### Your task
In the lines below, count those containing the word "Italy" and give the number alone.

Page records with their text
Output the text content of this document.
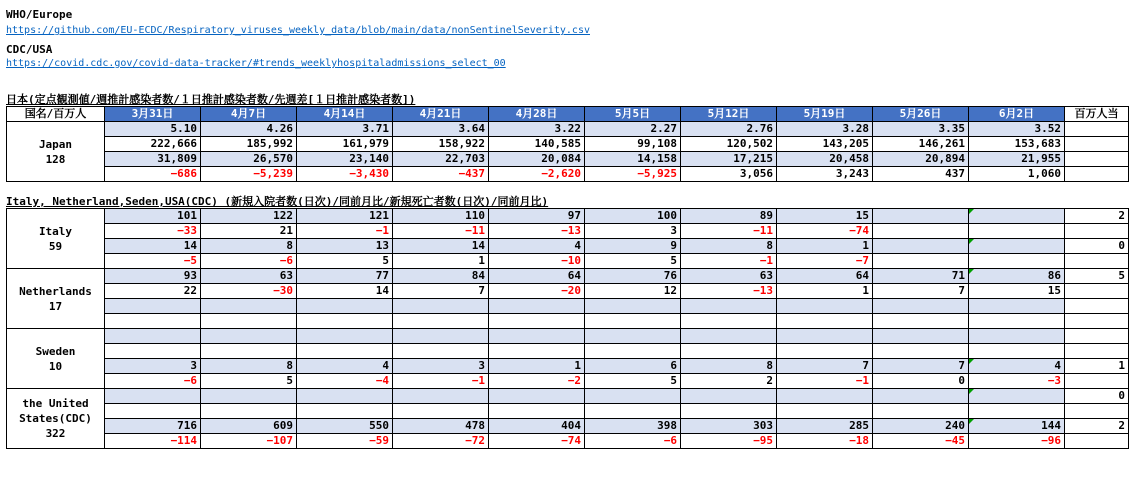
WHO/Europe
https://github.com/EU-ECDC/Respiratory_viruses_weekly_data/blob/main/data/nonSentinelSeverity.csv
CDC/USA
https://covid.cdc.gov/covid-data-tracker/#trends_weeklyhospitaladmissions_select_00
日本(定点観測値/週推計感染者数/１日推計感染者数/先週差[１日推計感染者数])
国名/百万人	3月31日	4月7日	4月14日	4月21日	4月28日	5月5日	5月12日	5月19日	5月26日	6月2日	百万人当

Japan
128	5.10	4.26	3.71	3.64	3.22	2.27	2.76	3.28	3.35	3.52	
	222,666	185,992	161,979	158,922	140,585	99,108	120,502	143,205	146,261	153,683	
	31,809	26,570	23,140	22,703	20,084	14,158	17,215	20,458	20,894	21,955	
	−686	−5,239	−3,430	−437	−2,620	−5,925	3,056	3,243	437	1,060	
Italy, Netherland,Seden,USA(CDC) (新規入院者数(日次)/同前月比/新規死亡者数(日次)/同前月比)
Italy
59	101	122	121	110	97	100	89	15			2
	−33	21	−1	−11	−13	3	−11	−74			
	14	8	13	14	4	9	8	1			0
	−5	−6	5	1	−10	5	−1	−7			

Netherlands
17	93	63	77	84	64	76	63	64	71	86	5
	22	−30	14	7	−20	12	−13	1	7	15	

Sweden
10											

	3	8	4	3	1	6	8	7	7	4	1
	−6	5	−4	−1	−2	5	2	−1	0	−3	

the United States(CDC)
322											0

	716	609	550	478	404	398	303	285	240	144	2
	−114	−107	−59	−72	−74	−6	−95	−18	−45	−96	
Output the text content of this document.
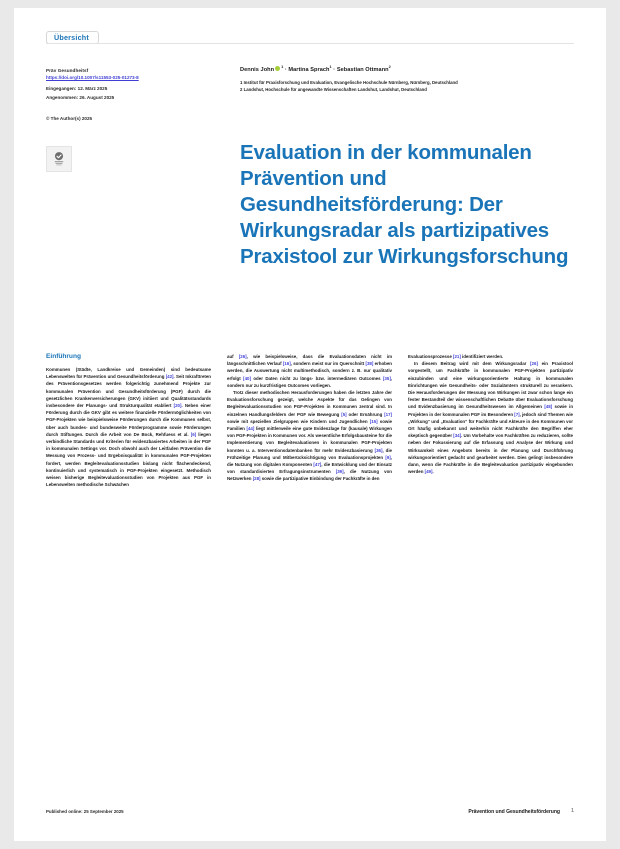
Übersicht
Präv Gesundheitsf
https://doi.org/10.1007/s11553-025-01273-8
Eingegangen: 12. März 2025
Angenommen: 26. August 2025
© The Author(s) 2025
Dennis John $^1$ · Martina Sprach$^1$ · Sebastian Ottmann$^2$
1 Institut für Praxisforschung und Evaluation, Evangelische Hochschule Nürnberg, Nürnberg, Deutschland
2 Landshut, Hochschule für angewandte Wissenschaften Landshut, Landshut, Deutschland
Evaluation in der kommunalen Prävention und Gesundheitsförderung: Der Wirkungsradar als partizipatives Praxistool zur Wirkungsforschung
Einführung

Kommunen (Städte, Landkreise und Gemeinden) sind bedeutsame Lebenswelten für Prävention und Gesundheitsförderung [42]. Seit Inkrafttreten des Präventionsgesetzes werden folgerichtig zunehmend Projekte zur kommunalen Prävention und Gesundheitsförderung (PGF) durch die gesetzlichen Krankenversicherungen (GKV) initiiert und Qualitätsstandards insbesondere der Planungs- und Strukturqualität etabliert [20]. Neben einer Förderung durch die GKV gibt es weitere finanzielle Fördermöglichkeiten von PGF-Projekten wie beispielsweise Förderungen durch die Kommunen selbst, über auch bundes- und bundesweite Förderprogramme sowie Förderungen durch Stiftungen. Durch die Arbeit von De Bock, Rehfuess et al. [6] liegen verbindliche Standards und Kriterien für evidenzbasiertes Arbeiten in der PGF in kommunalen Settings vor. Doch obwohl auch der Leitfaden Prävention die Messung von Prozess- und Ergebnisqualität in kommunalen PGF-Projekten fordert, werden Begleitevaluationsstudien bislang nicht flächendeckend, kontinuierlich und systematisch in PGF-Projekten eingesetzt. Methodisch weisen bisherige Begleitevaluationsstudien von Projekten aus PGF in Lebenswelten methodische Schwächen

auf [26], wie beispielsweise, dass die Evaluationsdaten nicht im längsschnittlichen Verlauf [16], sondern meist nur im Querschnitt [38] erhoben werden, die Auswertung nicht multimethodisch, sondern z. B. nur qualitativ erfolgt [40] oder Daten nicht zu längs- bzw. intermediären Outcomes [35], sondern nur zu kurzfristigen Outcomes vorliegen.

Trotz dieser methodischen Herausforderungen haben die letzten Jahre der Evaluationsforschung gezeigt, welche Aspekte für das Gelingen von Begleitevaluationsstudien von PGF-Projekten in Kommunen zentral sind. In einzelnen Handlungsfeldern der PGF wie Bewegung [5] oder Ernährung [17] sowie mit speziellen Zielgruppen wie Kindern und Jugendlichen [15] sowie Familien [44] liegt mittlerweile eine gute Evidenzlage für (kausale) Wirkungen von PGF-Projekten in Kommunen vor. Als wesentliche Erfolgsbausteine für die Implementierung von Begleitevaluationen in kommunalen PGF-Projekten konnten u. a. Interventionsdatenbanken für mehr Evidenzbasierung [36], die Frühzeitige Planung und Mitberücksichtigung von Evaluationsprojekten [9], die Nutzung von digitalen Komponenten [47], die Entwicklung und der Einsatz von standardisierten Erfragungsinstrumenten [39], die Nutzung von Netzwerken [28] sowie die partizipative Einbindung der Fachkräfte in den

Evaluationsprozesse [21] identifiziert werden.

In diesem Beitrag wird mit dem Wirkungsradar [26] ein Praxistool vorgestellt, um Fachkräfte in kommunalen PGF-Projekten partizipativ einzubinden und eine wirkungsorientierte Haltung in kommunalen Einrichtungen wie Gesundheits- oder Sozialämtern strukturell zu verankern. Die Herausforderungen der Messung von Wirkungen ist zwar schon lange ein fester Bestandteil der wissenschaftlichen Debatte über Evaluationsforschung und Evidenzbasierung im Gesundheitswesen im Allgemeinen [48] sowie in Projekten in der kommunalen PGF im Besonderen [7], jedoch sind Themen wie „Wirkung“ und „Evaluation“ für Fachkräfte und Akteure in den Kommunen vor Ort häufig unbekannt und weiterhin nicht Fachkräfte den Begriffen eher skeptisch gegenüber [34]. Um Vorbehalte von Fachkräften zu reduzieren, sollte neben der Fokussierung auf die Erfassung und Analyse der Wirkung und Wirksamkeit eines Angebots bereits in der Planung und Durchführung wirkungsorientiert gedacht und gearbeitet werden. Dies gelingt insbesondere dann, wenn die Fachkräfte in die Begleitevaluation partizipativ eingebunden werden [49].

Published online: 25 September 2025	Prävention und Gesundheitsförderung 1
--
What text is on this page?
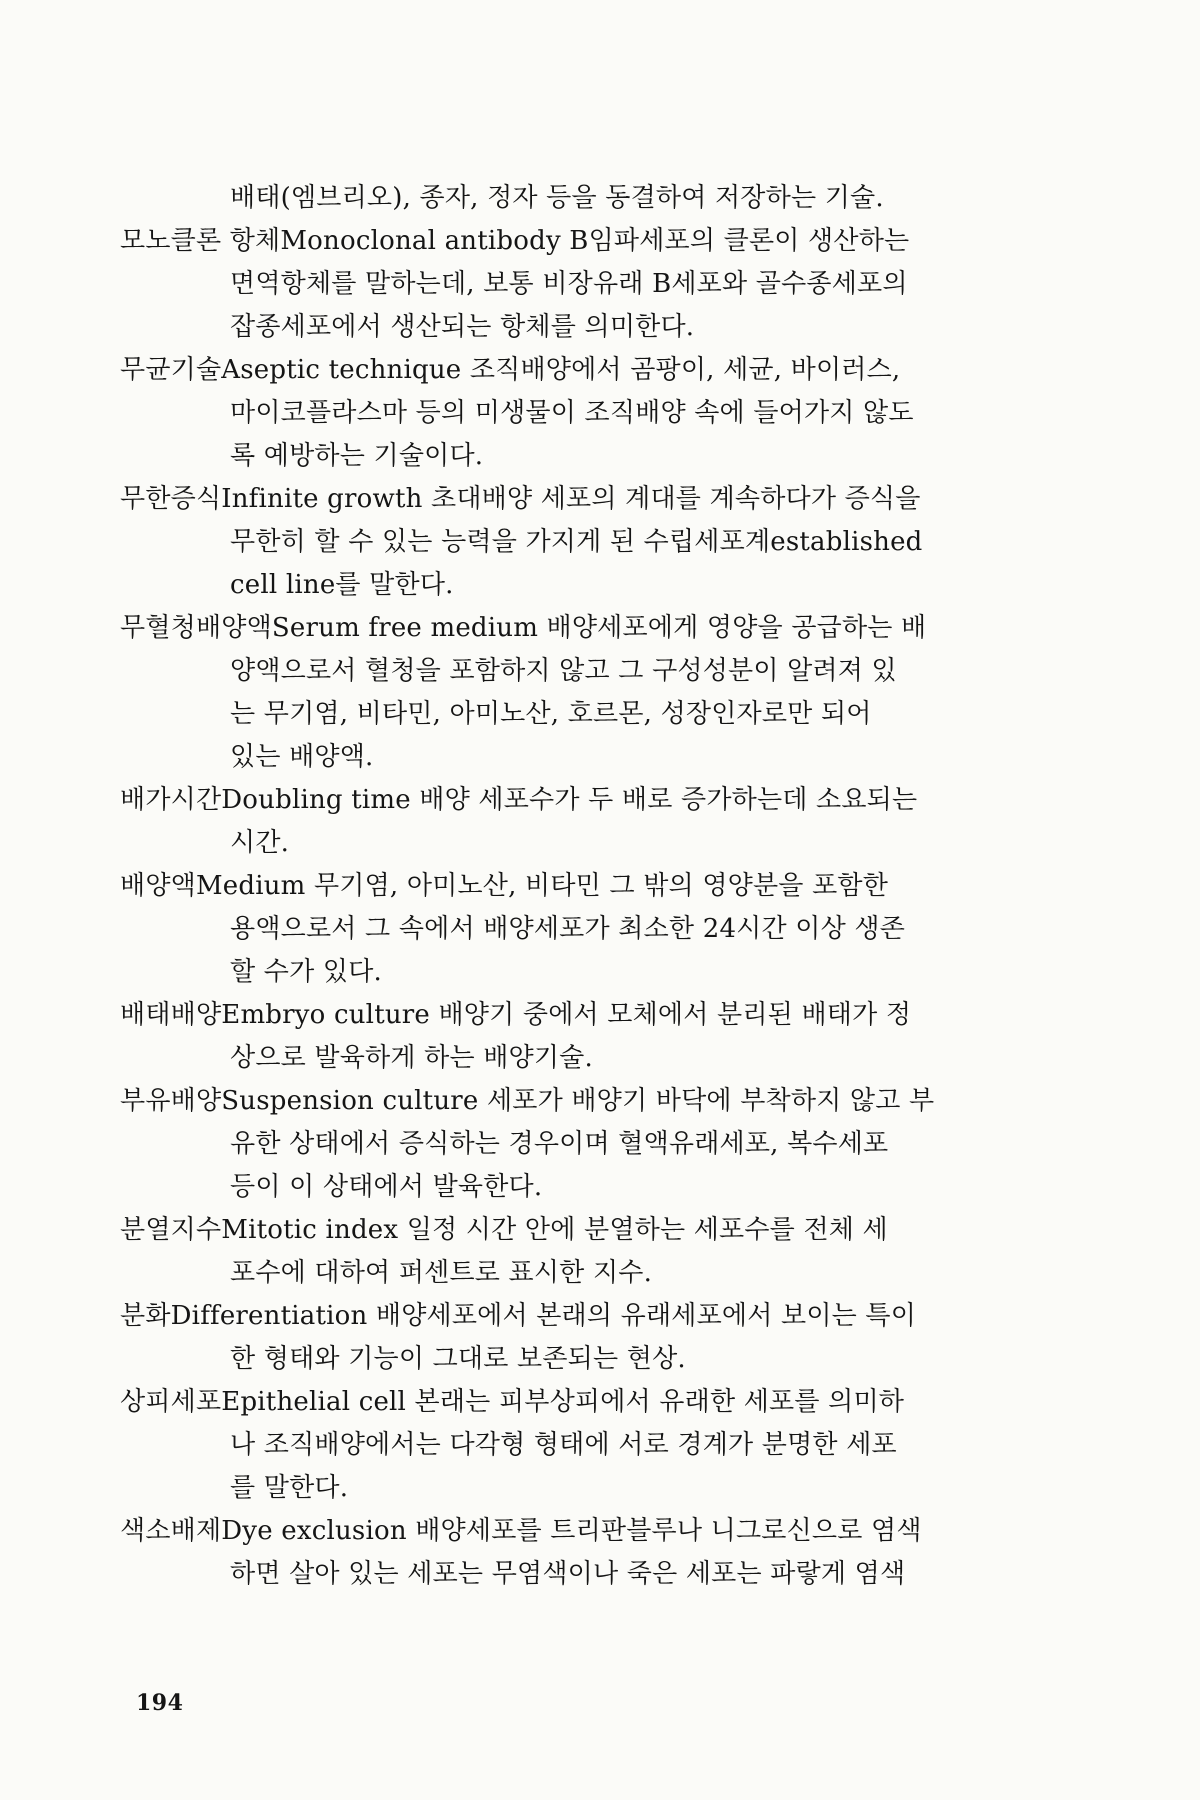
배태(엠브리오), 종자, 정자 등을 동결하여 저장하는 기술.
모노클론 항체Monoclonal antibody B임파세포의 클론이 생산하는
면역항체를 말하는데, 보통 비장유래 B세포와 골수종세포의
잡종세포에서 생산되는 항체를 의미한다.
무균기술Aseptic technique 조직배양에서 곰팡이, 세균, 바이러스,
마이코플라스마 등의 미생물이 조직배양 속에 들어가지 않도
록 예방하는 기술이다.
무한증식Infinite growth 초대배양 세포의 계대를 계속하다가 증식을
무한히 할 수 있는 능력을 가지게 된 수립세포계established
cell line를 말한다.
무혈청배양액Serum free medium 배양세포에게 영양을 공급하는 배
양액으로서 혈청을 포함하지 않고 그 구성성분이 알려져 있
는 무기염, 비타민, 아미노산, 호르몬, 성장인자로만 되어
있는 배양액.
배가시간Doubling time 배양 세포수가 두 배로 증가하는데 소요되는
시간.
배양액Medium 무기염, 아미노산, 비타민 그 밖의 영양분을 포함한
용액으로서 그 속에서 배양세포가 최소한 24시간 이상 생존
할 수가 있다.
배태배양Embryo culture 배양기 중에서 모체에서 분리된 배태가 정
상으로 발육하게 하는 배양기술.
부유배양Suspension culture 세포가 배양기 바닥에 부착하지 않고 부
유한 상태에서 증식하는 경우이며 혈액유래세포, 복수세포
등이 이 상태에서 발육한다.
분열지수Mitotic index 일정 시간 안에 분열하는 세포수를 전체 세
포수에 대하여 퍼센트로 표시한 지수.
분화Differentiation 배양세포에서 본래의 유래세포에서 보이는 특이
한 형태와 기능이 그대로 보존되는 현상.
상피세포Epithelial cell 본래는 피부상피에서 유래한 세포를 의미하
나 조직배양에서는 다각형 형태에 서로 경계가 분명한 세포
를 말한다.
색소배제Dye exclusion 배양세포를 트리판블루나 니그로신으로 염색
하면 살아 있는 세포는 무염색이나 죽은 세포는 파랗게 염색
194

### Task result
2